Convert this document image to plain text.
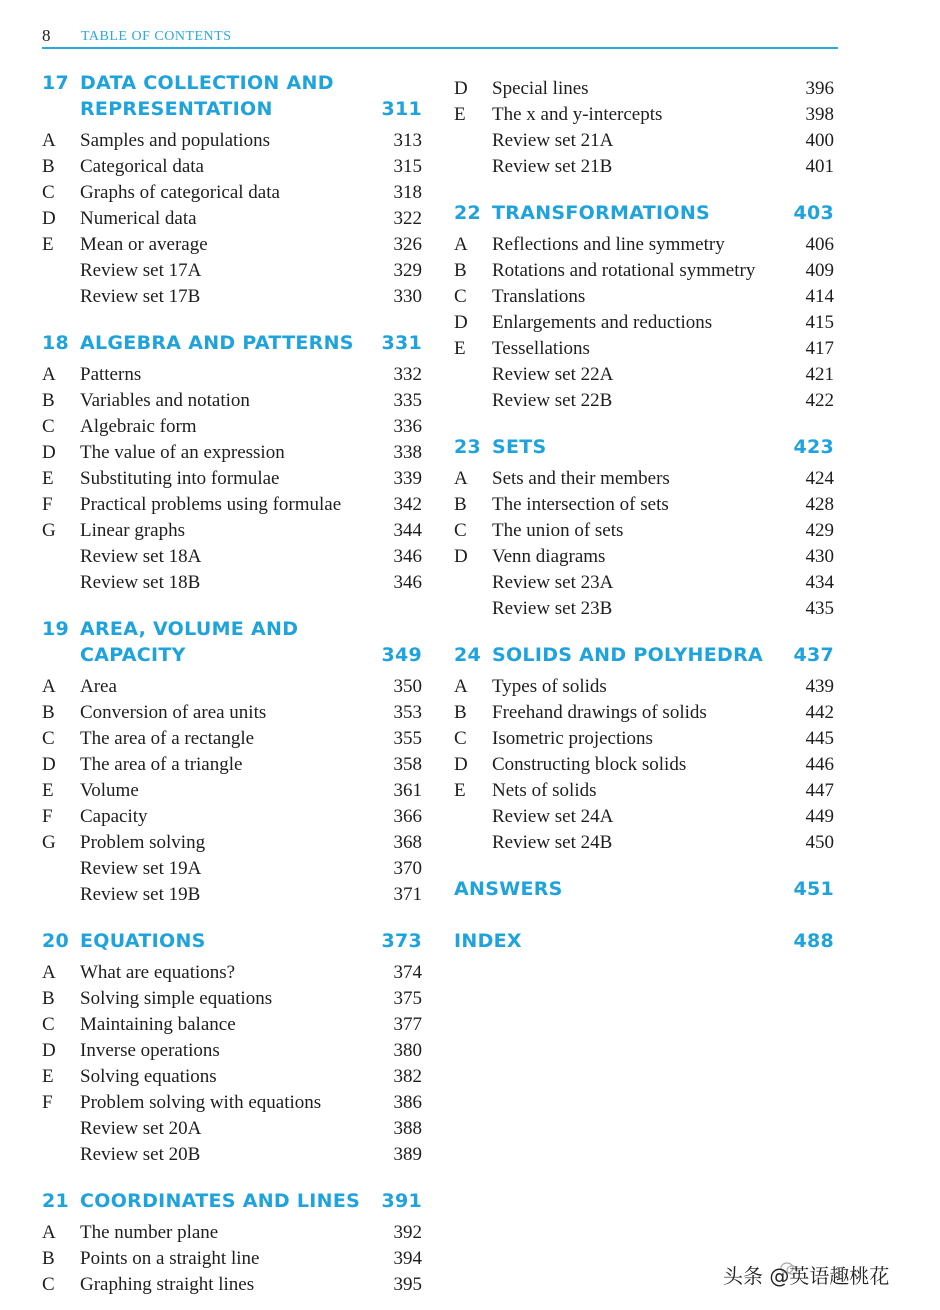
8 TABLE OF CONTENTS
17 DATA COLLECTION AND
REPRESENTATION	311
A Samples and populations	313
B Categorical data	315
C Graphs of categorical data	318
D Numerical data	322
E Mean or average	326
Review set 17A	329
Review set 17B	330
18 ALGEBRA AND PATTERNS 331
A Patterns	332
B Variables and notation	335
C Algebraic form	336
D The value of an expression	338
E Substituting into formulae	339
F Practical problems using formulae	342
G Linear graphs	344
Review set 18A	346
Review set 18B	346
19 AREA, VOLUME AND
CAPACITY	349
A Area	350
B Conversion of area units	353
C The area of a rectangle	355
D The area of a triangle	358
E Volume	361
F Capacity	366
G Problem solving	368
Review set 19A	370
Review set 19B	371
20 EQUATIONS	373
A What are equations?	374
B Solving simple equations	375
C Maintaining balance	377
D Inverse operations	380
E Solving equations	382
F Problem solving with equations	386
Review set 20A	388
Review set 20B	389
21 COORDINATES AND LINES 391
A The number plane	392
B Points on a straight line	394
C Graphing straight lines	395
D Special lines	396
E The x and y-intercepts	398
Review set 21A	400
Review set 21B	401
22 TRANSFORMATIONS	403
A Reflections and line symmetry	406
B Rotations and rotational symmetry	409
C Translations	414
D Enlargements and reductions	415
E Tessellations	417
Review set 22A	421
Review set 22B	422
23 SETS	423
A Sets and their members	424
B The intersection of sets	428
C The union of sets	429
D Venn diagrams	430
Review set 23A	434
Review set 23B	435
24 SOLIDS AND POLYHEDRA 437
A Types of solids	439
B Freehand drawings of solids	442
C Isometric projections	445
D Constructing block solids	446
E Nets of solids	447
Review set 24A	449
Review set 24B	450
ANSWERS	451
INDEX	488
头条 @英语趣桃花
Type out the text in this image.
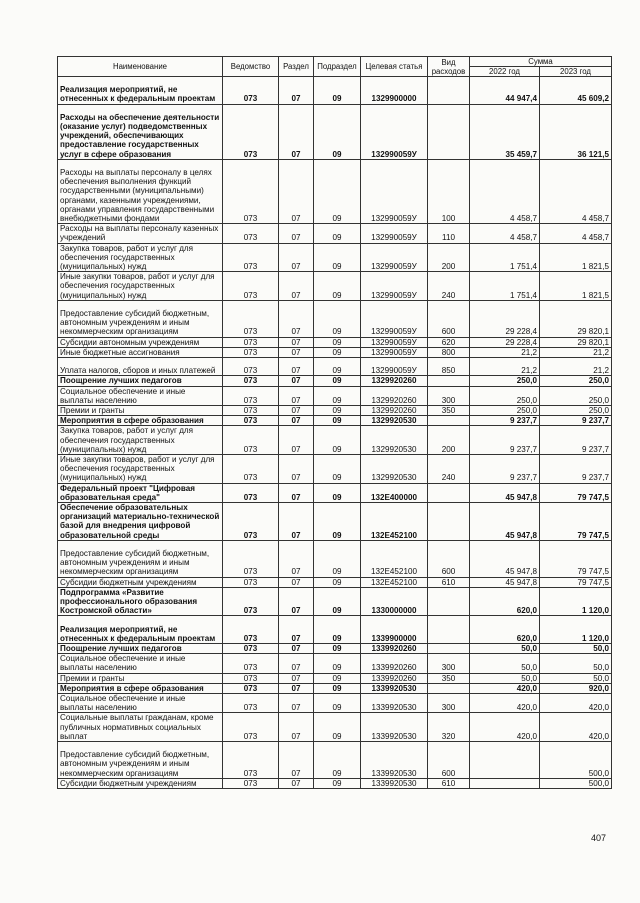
Наименование	Ведомство	Раздел	Подраздел	Целевая статья	Вид расходов	Сумма	
						2022 год	2023 год
Реализация мероприятий, не отнесенных к федеральным проектам	073	07	09	1329900000		44 947,4	45 609,2
Расходы на обеспечение деятельности (оказание услуг) подведомственных учреждений, обеспечивающих предоставление государственных услуг в сфере образования	073	07	09	132990059У		35 459,7	36 121,5
Расходы на выплаты персоналу в целях обеспечения выполнения функций государственными (муниципальными) органами, казенными учреждениями, органами управления государственными внебюджетными фондами	073	07	09	132990059У	100	4 458,7	4 458,7
Расходы на выплаты персоналу казенных учреждений	073	07	09	132990059У	110	4 458,7	4 458,7
Закупка товаров, работ и услуг для обеспечения государственных (муниципальных) нужд	073	07	09	132990059У	200	1 751,4	1 821,5
Иные закупки товаров, работ и услуг для обеспечения государственных (муниципальных) нужд	073	07	09	132990059У	240	1 751,4	1 821,5
Предоставление субсидий бюджетным, автономным учреждениям и иным некоммерческим организациям	073	07	09	132990059У	600	29 228,4	29 820,1
Субсидии автономным учреждениям	073	07	09	132990059У	620	29 228,4	29 820,1
Иные бюджетные ассигнования	073	07	09	132990059У	800	21,2	21,2
Уплата налогов, сборов и иных платежей	073	07	09	132990059У	850	21,2	21,2
Поощрение лучших педагогов	073	07	09	1329920260		250,0	250,0
Социальное обеспечение и иные выплаты населению	073	07	09	1329920260	300	250,0	250,0
Премии и гранты	073	07	09	1329920260	350	250,0	250,0
Мероприятия в сфере образования	073	07	09	1329920530		9 237,7	9 237,7
Закупка товаров, работ и услуг для обеспечения государственных (муниципальных) нужд	073	07	09	1329920530	200	9 237,7	9 237,7
Иные закупки товаров, работ и услуг для обеспечения государственных (муниципальных) нужд	073	07	09	1329920530	240	9 237,7	9 237,7
Федеральный проект "Цифровая образовательная среда"	073	07	09	132Е400000		45 947,8	79 747,5
Обеспечение образовательных организаций материально-технической базой для внедрения цифровой образовательной среды	073	07	09	132Е452100		45 947,8	79 747,5
Предоставление субсидий бюджетным, автономным учреждениям и иным некоммерческим организациям	073	07	09	132Е452100	600	45 947,8	79 747,5
Субсидии бюджетным учреждениям	073	07	09	132Е452100	610	45 947,8	79 747,5
Подпрограмма «Развитие профессионального образования Костромской области»	073	07	09	1330000000		620,0	1 120,0
Реализация мероприятий, не отнесенных к федеральным проектам	073	07	09	1339900000		620,0	1 120,0
Поощрение лучших педагогов	073	07	09	1339920260		50,0	50,0
Социальное обеспечение и иные выплаты населению	073	07	09	1339920260	300	50,0	50,0
Премии и гранты	073	07	09	1339920260	350	50,0	50,0
Мероприятия в сфере образования	073	07	09	1339920530		420,0	920,0
Социальное обеспечение и иные выплаты населению	073	07	09	1339920530	300	420,0	420,0
Социальные выплаты гражданам, кроме публичных нормативных социальных выплат	073	07	09	1339920530	320	420,0	420,0
Предоставление субсидий бюджетным, автономным учреждениям и иным некоммерческим организациям	073	07	09	1339920530	600		500,0
Субсидии бюджетным учреждениям	073	07	09	1339920530	610		500,0
407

- OBJECTIVE
Print each of the records above exactly as written, leaving no picture in the copy.

- OUTPUT OF THE EXERCISE
Convert this document image to plain text.
8 TABLE OF CONTENTS
17 DATA COLLECTION AND
REPRESENTATION	311
A Samples and populations	313
B Categorical data	315
C Graphs of categorical data	318
D Numerical data	322
E Mean or average	326
Review set 17A	329
Review set 17B	330
18 ALGEBRA AND PATTERNS 331
A Patterns	332
B Variables and notation	335
C Algebraic form	336
D The value of an expression	338
E Substituting into formulae	339
F Practical problems using formulae	342
G Linear graphs	344
Review set 18A	346
Review set 18B	346
19 AREA, VOLUME AND
CAPACITY	349
A Area	350
B Conversion of area units	353
C The area of a rectangle	355
D The area of a triangle	358
E Volume	361
F Capacity	366
G Problem solving	368
Review set 19A	370
Review set 19B	371
20 EQUATIONS	373
A What are equations?	374
B Solving simple equations	375
C Maintaining balance	377
D Inverse operations	380
E Solving equations	382
F Problem solving with equations	386
Review set 20A	388
Review set 20B	389
21 COORDINATES AND LINES 391
A The number plane	392
B Points on a straight line	394
C Graphing straight lines	395
D Special lines	396
E The x and y-intercepts	398
Review set 21A	400
Review set 21B	401
22 TRANSFORMATIONS	403
A Reflections and line symmetry	406
B Rotations and rotational symmetry	409
C Translations	414
D Enlargements and reductions	415
E Tessellations	417
Review set 22A	421
Review set 22B	422
23 SETS	423
A Sets and their members	424
B The intersection of sets	428
C The union of sets	429
D Venn diagrams	430
Review set 23A	434
Review set 23B	435
24 SOLIDS AND POLYHEDRA 437
A Types of solids	439
B Freehand drawings of solids	442
C Isometric projections	445
D Constructing block solids	446
E Nets of solids	447
Review set 24A	449
Review set 24B	450
ANSWERS	451
INDEX	488
头条 @英语趣桃花
Type out the text in this image.
Наименование	Ведомство	Раздел	Подраздел	Целевая статья	Вид расходов	Сумма	
						2022 год	2023 год
Реализация мероприятий, не отнесенных к федеральным проектам	073	07	09	1329900000		44 947,4	45 609,2
Расходы на обеспечение деятельности (оказание услуг) подведомственных учреждений, обеспечивающих предоставление государственных услуг в сфере образования	073	07	09	132990059У		35 459,7	36 121,5
Расходы на выплаты персоналу в целях обеспечения выполнения функций государственными (муниципальными) органами, казенными учреждениями, органами управления государственными внебюджетными фондами	073	07	09	132990059У	100	4 458,7	4 458,7
Расходы на выплаты персоналу казенных учреждений	073	07	09	132990059У	110	4 458,7	4 458,7
Закупка товаров, работ и услуг для обеспечения государственных (муниципальных) нужд	073	07	09	132990059У	200	1 751,4	1 821,5
Иные закупки товаров, работ и услуг для обеспечения государственных (муниципальных) нужд	073	07	09	132990059У	240	1 751,4	1 821,5
Предоставление субсидий бюджетным, автономным учреждениям и иным некоммерческим организациям	073	07	09	132990059У	600	29 228,4	29 820,1
Субсидии автономным учреждениям	073	07	09	132990059У	620	29 228,4	29 820,1
Иные бюджетные ассигнования	073	07	09	132990059У	800	21,2	21,2
Уплата налогов, сборов и иных платежей	073	07	09	132990059У	850	21,2	21,2
Поощрение лучших педагогов	073	07	09	1329920260		250,0	250,0
Социальное обеспечение и иные выплаты населению	073	07	09	1329920260	300	250,0	250,0
Премии и гранты	073	07	09	1329920260	350	250,0	250,0
Мероприятия в сфере образования	073	07	09	1329920530		9 237,7	9 237,7
Закупка товаров, работ и услуг для обеспечения государственных (муниципальных) нужд	073	07	09	1329920530	200	9 237,7	9 237,7
Иные закупки товаров, работ и услуг для обеспечения государственных (муниципальных) нужд	073	07	09	1329920530	240	9 237,7	9 237,7
Федеральный проект "Цифровая образовательная среда"	073	07	09	132Е400000		45 947,8	79 747,5
Обеспечение образовательных организаций материально-технической базой для внедрения цифровой образовательной среды	073	07	09	132Е452100		45 947,8	79 747,5
Предоставление субсидий бюджетным, автономным учреждениям и иным некоммерческим организациям	073	07	09	132Е452100	600	45 947,8	79 747,5
Субсидии бюджетным учреждениям	073	07	09	132Е452100	610	45 947,8	79 747,5
Подпрограмма «Развитие профессионального образования Костромской области»	073	07	09	1330000000		620,0	1 120,0
Реализация мероприятий, не отнесенных к федеральным проектам	073	07	09	1339900000		620,0	1 120,0
Поощрение лучших педагогов	073	07	09	1339920260		50,0	50,0
Социальное обеспечение и иные выплаты населению	073	07	09	1339920260	300	50,0	50,0
Премии и гранты	073	07	09	1339920260	350	50,0	50,0
Мероприятия в сфере образования	073	07	09	1339920530		420,0	920,0
Социальное обеспечение и иные выплаты населению	073	07	09	1339920530	300	420,0	420,0
Социальные выплаты гражданам, кроме публичных нормативных социальных выплат	073	07	09	1339920530	320	420,0	420,0
Предоставление субсидий бюджетным, автономным учреждениям и иным некоммерческим организациям	073	07	09	1339920530	600		500,0
Субсидии бюджетным учреждениям	073	07	09	1339920530	610		500,0
407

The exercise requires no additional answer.